- [The exercise] Isolate every line in the data with the string "JSON" and copy it.

- [Available data]

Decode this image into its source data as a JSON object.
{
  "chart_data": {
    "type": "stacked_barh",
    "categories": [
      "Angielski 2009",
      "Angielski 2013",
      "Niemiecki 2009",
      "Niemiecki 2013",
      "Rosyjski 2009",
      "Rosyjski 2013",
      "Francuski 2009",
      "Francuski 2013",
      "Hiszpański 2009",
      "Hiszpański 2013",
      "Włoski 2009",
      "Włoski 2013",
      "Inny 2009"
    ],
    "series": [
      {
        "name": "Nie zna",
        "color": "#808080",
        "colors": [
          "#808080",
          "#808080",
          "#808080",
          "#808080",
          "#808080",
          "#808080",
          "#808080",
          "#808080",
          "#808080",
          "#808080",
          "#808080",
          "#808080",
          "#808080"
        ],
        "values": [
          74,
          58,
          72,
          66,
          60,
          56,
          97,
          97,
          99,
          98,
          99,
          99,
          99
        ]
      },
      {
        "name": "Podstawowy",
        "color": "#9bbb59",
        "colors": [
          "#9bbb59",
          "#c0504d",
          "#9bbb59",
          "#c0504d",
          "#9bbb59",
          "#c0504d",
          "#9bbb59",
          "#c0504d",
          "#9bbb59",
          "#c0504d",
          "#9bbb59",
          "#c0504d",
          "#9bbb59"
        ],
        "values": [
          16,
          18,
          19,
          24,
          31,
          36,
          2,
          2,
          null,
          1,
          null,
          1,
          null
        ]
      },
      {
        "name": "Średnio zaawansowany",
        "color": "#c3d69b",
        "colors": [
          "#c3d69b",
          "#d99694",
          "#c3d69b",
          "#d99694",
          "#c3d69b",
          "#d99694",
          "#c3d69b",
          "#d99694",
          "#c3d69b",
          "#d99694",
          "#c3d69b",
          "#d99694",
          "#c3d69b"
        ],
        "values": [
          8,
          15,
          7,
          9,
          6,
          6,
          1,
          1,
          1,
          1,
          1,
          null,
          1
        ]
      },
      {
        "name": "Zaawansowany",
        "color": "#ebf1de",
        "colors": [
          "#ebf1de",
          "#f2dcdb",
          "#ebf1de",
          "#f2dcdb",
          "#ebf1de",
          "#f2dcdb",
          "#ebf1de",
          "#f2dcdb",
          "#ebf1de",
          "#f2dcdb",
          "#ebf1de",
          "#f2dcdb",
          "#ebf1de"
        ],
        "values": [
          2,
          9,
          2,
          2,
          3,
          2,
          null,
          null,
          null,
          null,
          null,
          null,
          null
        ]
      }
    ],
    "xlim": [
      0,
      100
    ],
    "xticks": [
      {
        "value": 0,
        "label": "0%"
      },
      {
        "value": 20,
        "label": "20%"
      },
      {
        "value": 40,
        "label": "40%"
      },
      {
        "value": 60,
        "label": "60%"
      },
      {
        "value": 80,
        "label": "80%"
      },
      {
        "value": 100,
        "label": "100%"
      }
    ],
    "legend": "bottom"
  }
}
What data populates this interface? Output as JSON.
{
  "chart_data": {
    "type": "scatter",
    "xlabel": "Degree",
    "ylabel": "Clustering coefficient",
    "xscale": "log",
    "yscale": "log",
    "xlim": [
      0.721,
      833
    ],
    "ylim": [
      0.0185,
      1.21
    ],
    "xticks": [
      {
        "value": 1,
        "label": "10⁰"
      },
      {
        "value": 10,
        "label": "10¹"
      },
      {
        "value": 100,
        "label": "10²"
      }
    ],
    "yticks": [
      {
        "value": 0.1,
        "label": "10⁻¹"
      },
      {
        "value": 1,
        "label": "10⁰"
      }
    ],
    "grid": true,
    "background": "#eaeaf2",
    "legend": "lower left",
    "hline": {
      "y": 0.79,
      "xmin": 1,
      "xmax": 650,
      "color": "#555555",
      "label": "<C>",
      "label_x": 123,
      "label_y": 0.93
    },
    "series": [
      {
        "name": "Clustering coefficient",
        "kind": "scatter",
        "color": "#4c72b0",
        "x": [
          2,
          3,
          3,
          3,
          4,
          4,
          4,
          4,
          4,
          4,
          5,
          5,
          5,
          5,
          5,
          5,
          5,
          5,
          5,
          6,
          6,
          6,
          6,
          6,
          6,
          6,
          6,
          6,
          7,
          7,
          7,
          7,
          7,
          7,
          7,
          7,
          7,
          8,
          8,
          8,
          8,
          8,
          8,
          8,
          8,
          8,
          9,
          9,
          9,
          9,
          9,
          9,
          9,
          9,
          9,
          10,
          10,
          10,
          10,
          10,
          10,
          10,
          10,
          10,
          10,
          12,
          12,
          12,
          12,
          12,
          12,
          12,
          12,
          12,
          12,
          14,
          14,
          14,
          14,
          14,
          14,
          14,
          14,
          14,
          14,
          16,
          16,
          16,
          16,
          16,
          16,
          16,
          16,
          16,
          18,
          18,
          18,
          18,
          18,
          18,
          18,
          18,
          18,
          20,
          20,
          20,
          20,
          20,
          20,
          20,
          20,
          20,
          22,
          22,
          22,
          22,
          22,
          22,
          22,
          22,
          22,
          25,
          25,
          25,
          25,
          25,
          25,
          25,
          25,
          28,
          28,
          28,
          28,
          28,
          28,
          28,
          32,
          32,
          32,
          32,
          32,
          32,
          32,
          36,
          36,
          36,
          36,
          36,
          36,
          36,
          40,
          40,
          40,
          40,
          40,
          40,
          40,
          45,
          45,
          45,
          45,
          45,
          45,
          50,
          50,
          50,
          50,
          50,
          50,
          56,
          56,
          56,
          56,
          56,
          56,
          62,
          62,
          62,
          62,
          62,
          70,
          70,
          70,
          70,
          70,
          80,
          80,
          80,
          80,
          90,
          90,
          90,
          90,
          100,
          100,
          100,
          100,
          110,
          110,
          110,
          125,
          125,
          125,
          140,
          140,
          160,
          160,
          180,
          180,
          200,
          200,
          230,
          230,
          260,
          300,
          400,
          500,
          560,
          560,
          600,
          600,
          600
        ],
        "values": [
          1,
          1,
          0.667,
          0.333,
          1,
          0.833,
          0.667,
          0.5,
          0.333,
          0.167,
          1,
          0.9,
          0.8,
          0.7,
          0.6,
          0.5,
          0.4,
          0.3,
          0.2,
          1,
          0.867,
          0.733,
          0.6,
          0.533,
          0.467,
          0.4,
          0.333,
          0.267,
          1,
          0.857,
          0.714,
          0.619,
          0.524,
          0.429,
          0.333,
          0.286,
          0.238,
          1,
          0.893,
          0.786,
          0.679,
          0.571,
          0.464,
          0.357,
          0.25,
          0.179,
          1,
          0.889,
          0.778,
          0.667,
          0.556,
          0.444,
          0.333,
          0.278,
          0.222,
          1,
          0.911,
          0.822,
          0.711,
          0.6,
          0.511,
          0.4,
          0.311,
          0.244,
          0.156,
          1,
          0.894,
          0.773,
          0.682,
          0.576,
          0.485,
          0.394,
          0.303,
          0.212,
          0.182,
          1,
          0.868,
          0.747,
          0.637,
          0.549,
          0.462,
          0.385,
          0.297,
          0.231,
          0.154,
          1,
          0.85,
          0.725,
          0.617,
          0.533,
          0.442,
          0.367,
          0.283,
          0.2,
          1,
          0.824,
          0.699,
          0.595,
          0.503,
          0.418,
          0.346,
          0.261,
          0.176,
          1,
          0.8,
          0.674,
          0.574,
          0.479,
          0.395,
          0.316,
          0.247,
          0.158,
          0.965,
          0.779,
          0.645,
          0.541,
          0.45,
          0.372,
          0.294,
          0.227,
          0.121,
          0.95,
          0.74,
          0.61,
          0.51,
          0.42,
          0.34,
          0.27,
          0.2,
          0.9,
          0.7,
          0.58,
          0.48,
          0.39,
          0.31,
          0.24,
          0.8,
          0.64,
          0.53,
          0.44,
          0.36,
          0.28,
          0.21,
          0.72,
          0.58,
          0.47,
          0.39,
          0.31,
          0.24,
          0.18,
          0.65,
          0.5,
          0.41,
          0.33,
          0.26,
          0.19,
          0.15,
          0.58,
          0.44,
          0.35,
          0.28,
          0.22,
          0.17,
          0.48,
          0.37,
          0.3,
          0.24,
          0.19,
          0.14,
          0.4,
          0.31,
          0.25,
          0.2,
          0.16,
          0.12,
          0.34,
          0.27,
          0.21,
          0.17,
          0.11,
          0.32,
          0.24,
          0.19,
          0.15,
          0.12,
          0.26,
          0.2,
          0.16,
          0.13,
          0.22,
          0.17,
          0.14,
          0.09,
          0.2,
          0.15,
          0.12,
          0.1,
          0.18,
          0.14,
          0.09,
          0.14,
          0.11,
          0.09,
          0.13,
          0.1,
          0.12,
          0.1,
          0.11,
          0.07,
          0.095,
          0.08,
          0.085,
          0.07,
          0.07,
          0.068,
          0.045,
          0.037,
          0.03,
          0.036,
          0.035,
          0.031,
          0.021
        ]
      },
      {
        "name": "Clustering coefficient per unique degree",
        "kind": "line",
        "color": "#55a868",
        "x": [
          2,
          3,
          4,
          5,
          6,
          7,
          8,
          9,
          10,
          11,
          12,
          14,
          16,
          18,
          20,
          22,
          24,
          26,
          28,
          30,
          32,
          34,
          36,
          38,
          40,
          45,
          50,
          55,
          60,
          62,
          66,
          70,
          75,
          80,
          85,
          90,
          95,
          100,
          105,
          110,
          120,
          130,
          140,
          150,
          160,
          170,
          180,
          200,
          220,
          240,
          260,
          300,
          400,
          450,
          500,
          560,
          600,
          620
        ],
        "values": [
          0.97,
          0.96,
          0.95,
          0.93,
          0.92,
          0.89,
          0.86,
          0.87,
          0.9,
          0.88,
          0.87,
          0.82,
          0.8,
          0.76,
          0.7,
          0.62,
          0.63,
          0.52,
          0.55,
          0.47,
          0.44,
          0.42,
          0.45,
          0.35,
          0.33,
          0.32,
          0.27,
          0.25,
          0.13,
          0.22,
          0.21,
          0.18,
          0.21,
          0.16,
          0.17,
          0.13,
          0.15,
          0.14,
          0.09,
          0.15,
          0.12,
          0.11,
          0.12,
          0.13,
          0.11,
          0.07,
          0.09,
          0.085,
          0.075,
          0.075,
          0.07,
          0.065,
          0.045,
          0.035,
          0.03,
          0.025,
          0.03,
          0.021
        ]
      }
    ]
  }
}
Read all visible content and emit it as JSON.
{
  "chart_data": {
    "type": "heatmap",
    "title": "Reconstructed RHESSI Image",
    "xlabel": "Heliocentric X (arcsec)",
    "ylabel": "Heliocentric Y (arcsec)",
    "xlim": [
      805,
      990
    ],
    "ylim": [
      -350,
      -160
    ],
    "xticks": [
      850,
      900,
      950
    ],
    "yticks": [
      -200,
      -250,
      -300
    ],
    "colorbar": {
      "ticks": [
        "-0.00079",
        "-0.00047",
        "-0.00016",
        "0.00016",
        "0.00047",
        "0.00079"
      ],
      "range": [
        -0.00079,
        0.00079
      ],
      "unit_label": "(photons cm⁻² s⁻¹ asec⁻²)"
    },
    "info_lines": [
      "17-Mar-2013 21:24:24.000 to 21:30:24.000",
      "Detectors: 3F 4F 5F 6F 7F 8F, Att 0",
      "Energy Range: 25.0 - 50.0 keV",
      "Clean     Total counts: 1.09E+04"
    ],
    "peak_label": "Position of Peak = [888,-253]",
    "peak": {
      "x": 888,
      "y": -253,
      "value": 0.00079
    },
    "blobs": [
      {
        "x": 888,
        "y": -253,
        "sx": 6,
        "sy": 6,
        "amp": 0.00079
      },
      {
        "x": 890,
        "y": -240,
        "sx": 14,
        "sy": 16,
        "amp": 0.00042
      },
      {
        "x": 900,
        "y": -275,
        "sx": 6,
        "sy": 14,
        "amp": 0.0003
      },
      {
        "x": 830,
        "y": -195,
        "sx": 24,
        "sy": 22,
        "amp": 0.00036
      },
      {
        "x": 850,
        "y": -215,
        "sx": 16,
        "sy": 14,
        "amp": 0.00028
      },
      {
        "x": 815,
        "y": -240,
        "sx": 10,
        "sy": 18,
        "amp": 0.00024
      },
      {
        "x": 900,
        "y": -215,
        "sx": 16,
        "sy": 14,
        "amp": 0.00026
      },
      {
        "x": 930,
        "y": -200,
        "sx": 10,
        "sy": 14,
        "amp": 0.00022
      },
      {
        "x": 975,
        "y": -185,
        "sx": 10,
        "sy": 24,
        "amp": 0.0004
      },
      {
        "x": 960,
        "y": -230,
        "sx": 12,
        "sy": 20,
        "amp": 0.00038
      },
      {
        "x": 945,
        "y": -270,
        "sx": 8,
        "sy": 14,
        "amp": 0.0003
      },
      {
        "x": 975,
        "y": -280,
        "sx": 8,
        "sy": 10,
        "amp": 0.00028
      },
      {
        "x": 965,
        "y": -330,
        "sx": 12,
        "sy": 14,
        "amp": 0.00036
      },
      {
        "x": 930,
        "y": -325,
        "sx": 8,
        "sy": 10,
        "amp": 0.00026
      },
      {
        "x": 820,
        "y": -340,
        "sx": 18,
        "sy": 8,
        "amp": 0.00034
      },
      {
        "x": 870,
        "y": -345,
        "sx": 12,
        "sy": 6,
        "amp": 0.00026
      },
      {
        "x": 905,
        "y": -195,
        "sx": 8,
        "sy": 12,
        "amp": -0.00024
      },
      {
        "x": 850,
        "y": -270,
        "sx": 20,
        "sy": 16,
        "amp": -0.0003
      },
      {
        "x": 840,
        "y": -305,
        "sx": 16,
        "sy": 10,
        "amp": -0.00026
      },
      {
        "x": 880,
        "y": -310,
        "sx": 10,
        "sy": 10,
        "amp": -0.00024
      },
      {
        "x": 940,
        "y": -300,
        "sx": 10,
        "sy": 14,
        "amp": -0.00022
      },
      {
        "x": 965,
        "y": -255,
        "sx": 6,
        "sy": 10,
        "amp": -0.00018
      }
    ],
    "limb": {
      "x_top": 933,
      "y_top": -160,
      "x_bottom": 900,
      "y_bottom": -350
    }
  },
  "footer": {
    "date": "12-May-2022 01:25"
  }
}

- [Reply to the task]
Decode this image into its source data as a JSON object.
What data populates this interface? Output as JSON.
Read all visible content and emit it as JSON.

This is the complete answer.